PAGE:
--- Start ---

As for who is “left wing” or “right wing”. These terms derive from where people sat in the States General in 1789 at the start of the French Revolution. Back then the market economy vs state intervention issue wasn’t yet the divider between left and right. The French Revolutionary left were fiercely anti-clerical, rationalist, and suspicious of anything which took its justification from tradition – rather like this blog! But they did also unleash the terror.
Even then, left-right divisions were complicated. We think of Tom Paine as a left wing poster child. But he didn’t get on very well with the French radicals. My guess is that Anglophone thinkers all remembered the example of Cromwell and saw the danger. Edmund Burke (right wing?) correctly predicted the Revolution would lead to Bonaparte and military dictatorship.
Was Fascism left-wing or right-wing? In Spain and Portugal it was definitely right wing: pro-Catholic, pro-Colonial, socially conservative. The German version is more complicated. Hitler was discontented with pretty much everything, and wanted to create a totally new society, a “new order”. You could argue that he was, therefore, “left wing”. But he also hated the left.
Georges,
“He is a British national treasure.”
I find Tatchell a very hard character to like, even when he’s on the right side of an argument. It’s a sort of anti-charisma.
“Even then, left-right divisions were complicated.”
As has been suggested, the familiar categories aren’t entirely helpful, at least in this regard, and they’ve always been fluid. Though I would suggest that some Guardian regulars and groups like the SWP have an ideological erection for Islamist indecency precisely because it’s a proxy revolution for their own miserable pretensions. It’s a vicarious tease. Maybe it’s worth noting how closely the Islamist definition of peace – the submission of all to Islam – mirrors the definition offered by Karl Marx: “The meaning of peace is the absence of opposition to Socialism.”

--- End ---

TASK INSTRUCTIONS:
1 > In the comments on left and right wing politics, where do the terms "left wing" and "right wing" come from?
2 > Lay out the lines of the listing as a numbered list, starting at the first line of the listing and ending at the line that contains "dim-label-right-gap-top: 37cm (1382, 350, 1451, 504)". Leave out blank lines.
The text and the listing are unrelated to each other.

GIVEN DATA:
--- Start ---

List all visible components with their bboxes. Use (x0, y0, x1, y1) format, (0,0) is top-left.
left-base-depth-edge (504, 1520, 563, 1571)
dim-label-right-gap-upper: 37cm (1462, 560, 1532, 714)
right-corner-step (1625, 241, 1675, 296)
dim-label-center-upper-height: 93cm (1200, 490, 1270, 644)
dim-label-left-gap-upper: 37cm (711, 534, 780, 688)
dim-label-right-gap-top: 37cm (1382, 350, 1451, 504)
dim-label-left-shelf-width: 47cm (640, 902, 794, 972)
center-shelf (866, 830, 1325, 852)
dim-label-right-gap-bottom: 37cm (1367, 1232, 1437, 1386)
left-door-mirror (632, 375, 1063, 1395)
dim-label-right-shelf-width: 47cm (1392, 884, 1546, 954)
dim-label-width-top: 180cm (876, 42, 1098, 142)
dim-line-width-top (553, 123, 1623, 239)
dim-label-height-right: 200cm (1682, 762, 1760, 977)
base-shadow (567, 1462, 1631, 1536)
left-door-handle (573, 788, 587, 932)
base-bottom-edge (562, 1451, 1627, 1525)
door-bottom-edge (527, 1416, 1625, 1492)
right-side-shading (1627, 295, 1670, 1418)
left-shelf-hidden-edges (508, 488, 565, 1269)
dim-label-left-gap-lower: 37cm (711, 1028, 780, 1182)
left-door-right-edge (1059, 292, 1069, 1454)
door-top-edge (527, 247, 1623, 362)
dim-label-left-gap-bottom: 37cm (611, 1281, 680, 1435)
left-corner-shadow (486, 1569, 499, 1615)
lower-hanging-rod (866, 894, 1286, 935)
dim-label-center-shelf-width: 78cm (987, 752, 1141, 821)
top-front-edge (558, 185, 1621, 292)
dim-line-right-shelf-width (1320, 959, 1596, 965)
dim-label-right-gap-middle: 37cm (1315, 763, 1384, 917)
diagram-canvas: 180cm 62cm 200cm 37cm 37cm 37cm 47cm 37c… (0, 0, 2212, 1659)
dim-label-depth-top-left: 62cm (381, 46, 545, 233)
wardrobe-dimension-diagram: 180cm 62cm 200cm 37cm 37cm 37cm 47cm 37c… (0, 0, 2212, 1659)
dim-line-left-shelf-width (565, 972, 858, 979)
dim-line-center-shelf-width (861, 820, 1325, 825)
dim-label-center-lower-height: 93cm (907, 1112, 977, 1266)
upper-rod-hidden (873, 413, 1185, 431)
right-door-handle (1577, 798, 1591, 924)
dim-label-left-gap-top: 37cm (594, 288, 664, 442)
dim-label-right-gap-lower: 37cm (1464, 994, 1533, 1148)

--- End ---

RESULTS OF THE EXERCISE:
1 > They come from where people sat in the States General in 1789, at the start of the French Revolution.

2 >
1. List all visible components with their bboxes. Use (x0, y0, x1, y1) format, (0,0) is top-left.
2. left-base-depth-edge (504, 1520, 563, 1571)
3. dim-label-right-gap-upper: 37cm (1462, 560, 1532, 714)
4. right-corner-step (1625, 241, 1675, 296)
5. dim-label-center-upper-height: 93cm (1200, 490, 1270, 644)
6. dim-label-left-gap-upper: 37cm (711, 534, 780, 688)
7. dim-label-right-gap-top: 37cm (1382, 350, 1451, 504)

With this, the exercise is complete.